| Challenge |
Transcribe every entry word for word. Skip the pictures.

⁂

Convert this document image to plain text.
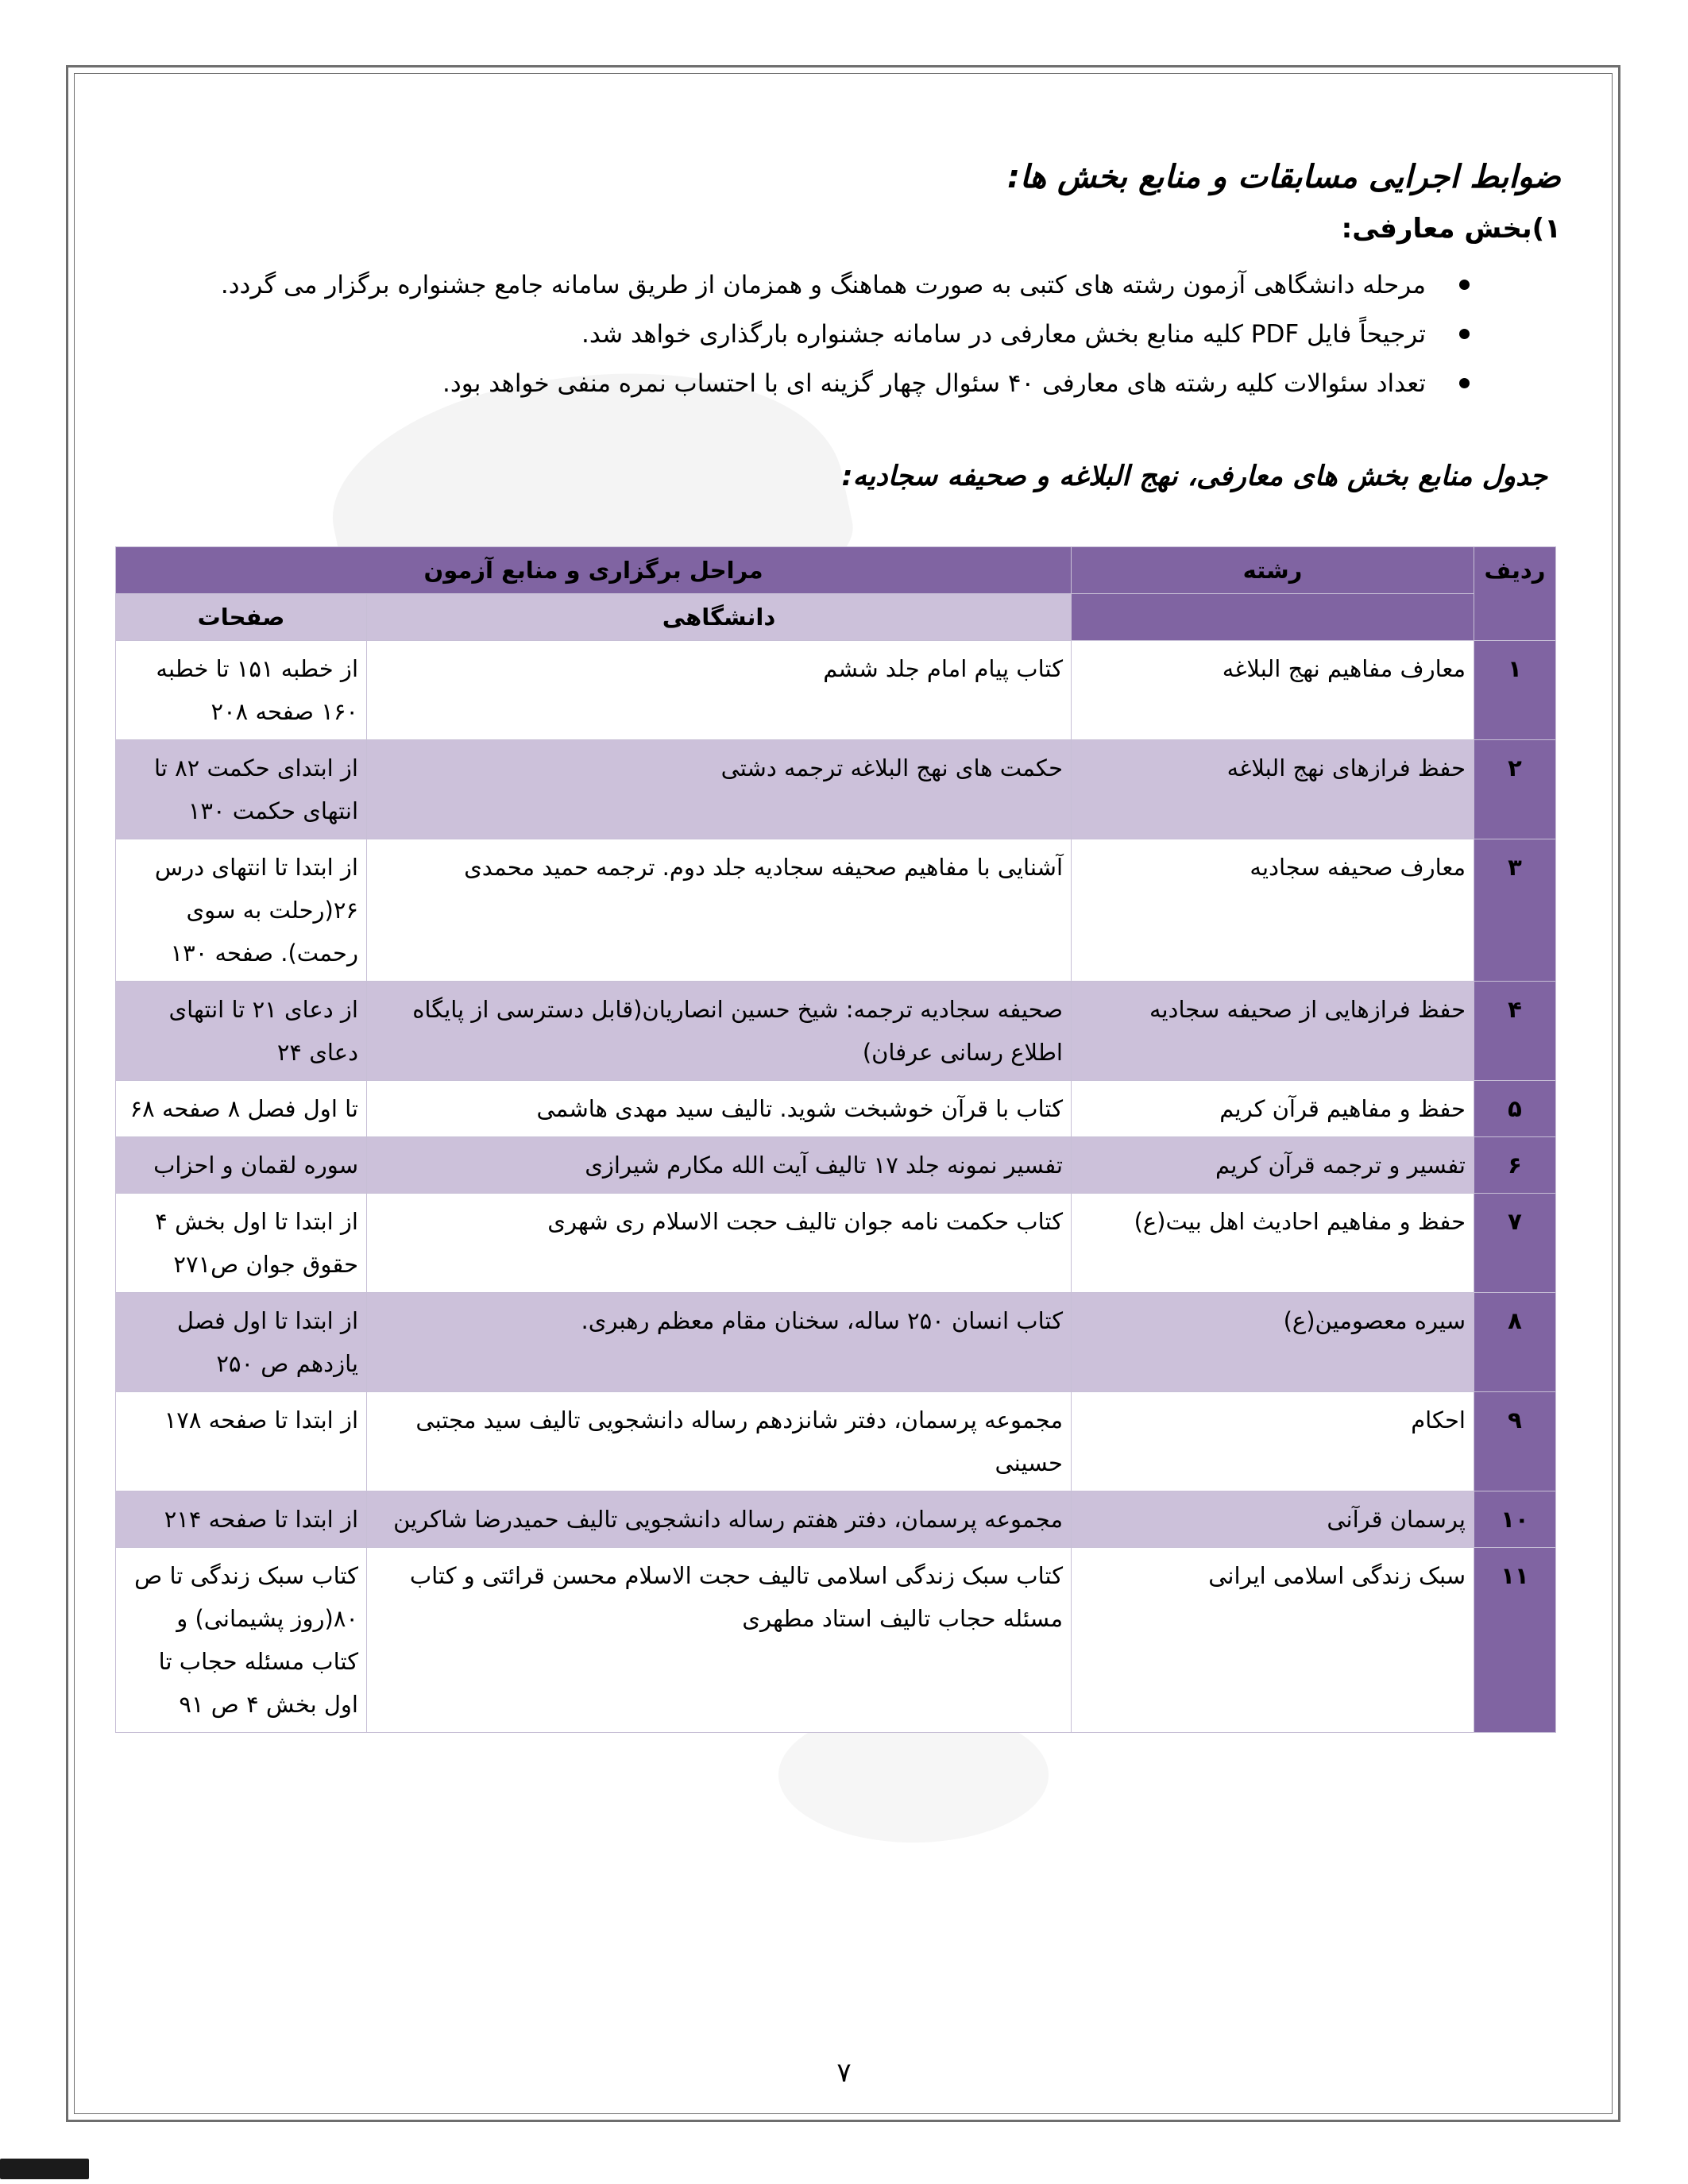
ضوابط اجرایی مسابقات و منابع بخش ها:
۱)بخش معارفی:
مرحله دانشگاهی آزمون رشته های کتبی به صورت هماهنگ و همزمان از طریق سامانه جامع جشنواره برگزار می گردد.
ترجیحاً فایل PDF کلیه منابع بخش معارفی در سامانه جشنواره بارگذاری خواهد شد.
تعداد سئوالات کلیه رشته های معارفی ۴۰ سئوال چهار گزینه ای با احتساب نمره منفی خواهد بود.
جدول منابع بخش های معارفی، نهج البلاغه و صحیفه سجادیه:
ردیف	رشته	مراحل برگزاری و منابع آزمون	
		دانشگاهی	صفحات
۱	معارف مفاهیم نهج البلاغه	کتاب پیام امام جلد ششم	از خطبه ۱۵۱ تا خطبه ۱۶۰ صفحه ۲۰۸
۲	حفظ فرازهای نهج البلاغه	حکمت های نهج البلاغه ترجمه دشتی	از ابتدای حکمت ۸۲ تا انتهای حکمت ۱۳۰
۳	معارف صحیفه سجادیه	آشنایی با مفاهیم صحیفه سجادیه جلد دوم. ترجمه حمید محمدی	از ابتدا تا انتهای درس ۲۶(رحلت به سوی رحمت). صفحه ۱۳۰
۴	حفظ فرازهایی از صحیفه سجادیه	صحیفه سجادیه ترجمه: شیخ حسین انصاریان(قابل دسترسی از پایگاه اطلاع رسانی عرفان)	از دعای ۲۱ تا انتهای دعای ۲۴
۵	حفظ و مفاهیم قرآن کریم	کتاب با قرآن خوشبخت شوید. تالیف سید مهدی هاشمی	تا اول فصل ۸ صفحه ۶۸
۶	تفسیر و ترجمه قرآن کریم	تفسیر نمونه جلد ۱۷ تالیف آیت الله مکارم شیرازی	سوره لقمان و احزاب
۷	حفظ و مفاهیم احادیث اهل بیت(ع)	کتاب حکمت نامه جوان تالیف حجت الاسلام ری شهری	از ابتدا تا اول بخش ۴ حقوق جوان ص۲۷۱
۸	سیره معصومین(ع)	کتاب انسان ۲۵۰ ساله، سخنان مقام معظم رهبری.	از ابتدا تا اول فصل یازدهم ص ۲۵۰
۹	احکام	مجموعه پرسمان، دفتر شانزدهم رساله دانشجویی تالیف سید مجتبی حسینی	از ابتدا تا صفحه ۱۷۸
۱۰	پرسمان قرآنی	مجموعه پرسمان، دفتر هفتم رساله دانشجویی تالیف حمیدرضا شاکرین	از ابتدا تا صفحه ۲۱۴
۱۱	سبک زندگی اسلامی ایرانی	کتاب سبک زندگی اسلامی تالیف حجت الاسلام محسن قرائتی و کتاب مسئله حجاب تالیف استاد مطهری	کتاب سبک زندگی تا ص ۸۰(روز پشیمانی) و کتاب مسئله حجاب تا اول بخش ۴ ص ۹۱
۷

⁂

| In response |
Convert this document image to plain text.
ضوابط اجرایی مسابقات و منابع بخش ها:
۱)بخش معارفی:
مرحله دانشگاهی آزمون رشته های کتبی به صورت هماهنگ و همزمان از طریق سامانه جامع جشنواره برگزار می گردد.
ترجیحاً فایل PDF کلیه منابع بخش معارفی در سامانه جشنواره بارگذاری خواهد شد.
تعداد سئوالات کلیه رشته های معارفی ۴۰ سئوال چهار گزینه ای با احتساب نمره منفی خواهد بود.
جدول منابع بخش های معارفی، نهج البلاغه و صحیفه سجادیه:
ردیف	رشته	مراحل برگزاری و منابع آزمون	
		دانشگاهی	صفحات
۱	معارف مفاهیم نهج البلاغه	کتاب پیام امام جلد ششم	از خطبه ۱۵۱ تا خطبه ۱۶۰ صفحه ۲۰۸
۲	حفظ فرازهای نهج البلاغه	حکمت های نهج البلاغه ترجمه دشتی	از ابتدای حکمت ۸۲ تا انتهای حکمت ۱۳۰
۳	معارف صحیفه سجادیه	آشنایی با مفاهیم صحیفه سجادیه جلد دوم. ترجمه حمید محمدی	از ابتدا تا انتهای درس ۲۶(رحلت به سوی رحمت). صفحه ۱۳۰
۴	حفظ فرازهایی از صحیفه سجادیه	صحیفه سجادیه ترجمه: شیخ حسین انصاریان(قابل دسترسی از پایگاه اطلاع رسانی عرفان)	از دعای ۲۱ تا انتهای دعای ۲۴
۵	حفظ و مفاهیم قرآن کریم	کتاب با قرآن خوشبخت شوید. تالیف سید مهدی هاشمی	تا اول فصل ۸ صفحه ۶۸
۶	تفسیر و ترجمه قرآن کریم	تفسیر نمونه جلد ۱۷ تالیف آیت الله مکارم شیرازی	سوره لقمان و احزاب
۷	حفظ و مفاهیم احادیث اهل بیت(ع)	کتاب حکمت نامه جوان تالیف حجت الاسلام ری شهری	از ابتدا تا اول بخش ۴ حقوق جوان ص۲۷۱
۸	سیره معصومین(ع)	کتاب انسان ۲۵۰ ساله، سخنان مقام معظم رهبری.	از ابتدا تا اول فصل یازدهم ص ۲۵۰
۹	احکام	مجموعه پرسمان، دفتر شانزدهم رساله دانشجویی تالیف سید مجتبی حسینی	از ابتدا تا صفحه ۱۷۸
۱۰	پرسمان قرآنی	مجموعه پرسمان، دفتر هفتم رساله دانشجویی تالیف حمیدرضا شاکرین	از ابتدا تا صفحه ۲۱۴
۱۱	سبک زندگی اسلامی ایرانی	کتاب سبک زندگی اسلامی تالیف حجت الاسلام محسن قرائتی و کتاب مسئله حجاب تالیف استاد مطهری	کتاب سبک زندگی تا ص ۸۰(روز پشیمانی) و کتاب مسئله حجاب تا اول بخش ۴ ص ۹۱
۷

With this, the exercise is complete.